:: Text section ::
====================

Google and the Security Princess
Meet Google’s Security Princess. From an article published in Elle Magazine in August of this year, the header gives a unique description of her:
As Google’s top hacker, Parisa Tabriz thinks like a criminal—and manages the brilliant, wonky guys on her team with the courage and calm of a hostage negotiator.
Whoa.
Weeks back I attended one of the many conferences I’m invited to in Washington, DC which happened to be at Bloomberg Government’s offices. The event, ‘Building Security Into Technology, The Future of Embedded Cybersecurity’ – here is the description of the event:
Hackers are equal opportunity criminals, targeting everything from critical infrastructure systems, to mobile devices, to personal computers and cloud storage. Patching existing vulnerabilities is no longer a viable security option. Instead building security into information technology products, including phones, tablets, computers, and software, is the key to smart cybersecurity.
The conference was well attended by journalists, executives and others with great interest in cybersecurity. There were representatives from Homeland Security present, I actually had the pleasure of sitting near one of them and as a matter of coincidence, her name was Princess – her given name. Yet she was not the princess I had come to see, this one was an invited panelist and one of my main motivations to attend the event. I looked at the e-mail describing the event and the list of panelists.
There were a total of four – the first the Assistant Secretary for Cybersecurity & Communications for the Dept. of Homeland Security, the second the Director of Cybersecurity Policy and Strategy, Global Security Strategy and Diplomacy for Microsoft, the third a Security & Infrastructure Engineer for Facebook and the fourth a cybersecurity technologist from Google. Funny, I almost chose not to go due to lack of sleep the night before – until I looked at that last panelist and her profile:
Parisa Tabriz – The ‘Security Princess’ for Google.
The Security Princess for Google I thought to myself. Next thought —
Time to get dressed in the suit and head to the Metro into DC.

====================

:: Stored data ::
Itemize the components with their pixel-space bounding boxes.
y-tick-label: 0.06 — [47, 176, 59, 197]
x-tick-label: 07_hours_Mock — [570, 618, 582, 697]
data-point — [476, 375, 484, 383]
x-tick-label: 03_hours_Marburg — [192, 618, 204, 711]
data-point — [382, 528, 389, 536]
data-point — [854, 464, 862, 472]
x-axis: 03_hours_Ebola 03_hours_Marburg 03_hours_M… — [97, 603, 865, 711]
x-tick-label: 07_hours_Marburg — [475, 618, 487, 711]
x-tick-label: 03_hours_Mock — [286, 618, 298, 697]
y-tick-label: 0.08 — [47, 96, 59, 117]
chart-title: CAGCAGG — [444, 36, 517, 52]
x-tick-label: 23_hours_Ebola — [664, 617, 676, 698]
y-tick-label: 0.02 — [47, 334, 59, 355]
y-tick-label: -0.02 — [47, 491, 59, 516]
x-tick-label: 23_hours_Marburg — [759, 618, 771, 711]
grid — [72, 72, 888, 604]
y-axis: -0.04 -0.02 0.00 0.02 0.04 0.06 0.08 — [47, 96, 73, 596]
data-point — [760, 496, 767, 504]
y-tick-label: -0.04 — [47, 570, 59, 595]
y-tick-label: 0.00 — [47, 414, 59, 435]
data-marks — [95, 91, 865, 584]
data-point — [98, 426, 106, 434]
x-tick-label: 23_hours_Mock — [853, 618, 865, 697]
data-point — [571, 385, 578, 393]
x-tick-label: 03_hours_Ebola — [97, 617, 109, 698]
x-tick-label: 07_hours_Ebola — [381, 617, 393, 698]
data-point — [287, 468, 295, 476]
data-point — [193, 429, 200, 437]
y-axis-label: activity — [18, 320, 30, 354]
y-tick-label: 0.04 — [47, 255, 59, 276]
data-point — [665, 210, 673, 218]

====================

Return the whole text above about Google's Security Princess, word for word and unchanged.

Google and the Security Princess
Meet Google’s Security Princess. From an article published in Elle Magazine in August of this year, the header gives a unique description of her:
As Google’s top hacker, Parisa Tabriz thinks like a criminal—and manages the brilliant, wonky guys on her team with the courage and calm of a hostage negotiator.
Whoa.
Weeks back I attended one of the many conferences I’m invited to in Washington, DC which happened to be at Bloomberg Government’s offices. The event, ‘Building Security Into Technology, The Future of Embedded Cybersecurity’ – here is the description of the event:
Hackers are equal opportunity criminals, targeting everything from critical infrastructure systems, to mobile devices, to personal computers and cloud storage. Patching existing vulnerabilities is no longer a viable security option. Instead building security into information technology products, including phones, tablets, computers, and software, is the key to smart cybersecurity.
The conference was well attended by journalists, executives and others with great interest in cybersecurity. There were representatives from Homeland Security present, I actually had the pleasure of sitting near one of them and as a matter of coincidence, her name was Princess – her given name. Yet she was not the princess I had come to see, this one was an invited panelist and one of my main motivations to attend the event. I looked at the e-mail describing the event and the list of panelists.
There were a total of four – the first the Assistant Secretary for Cybersecurity & Communications for the Dept. of Homeland Security, the second the Director of Cybersecurity Policy and Strategy, Global Security Strategy and Diplomacy for Microsoft, the third a Security & Infrastructure Engineer for Facebook and the fourth a cybersecurity technologist from Google. Funny, I almost chose not to go due to lack of sleep the night before – until I looked at that last panelist and her profile:
Parisa Tabriz – The ‘Security Princess’ for Google.
The Security Princess for Google I thought to myself. Next thought —
Time to get dressed in the suit and head to the Metro into DC.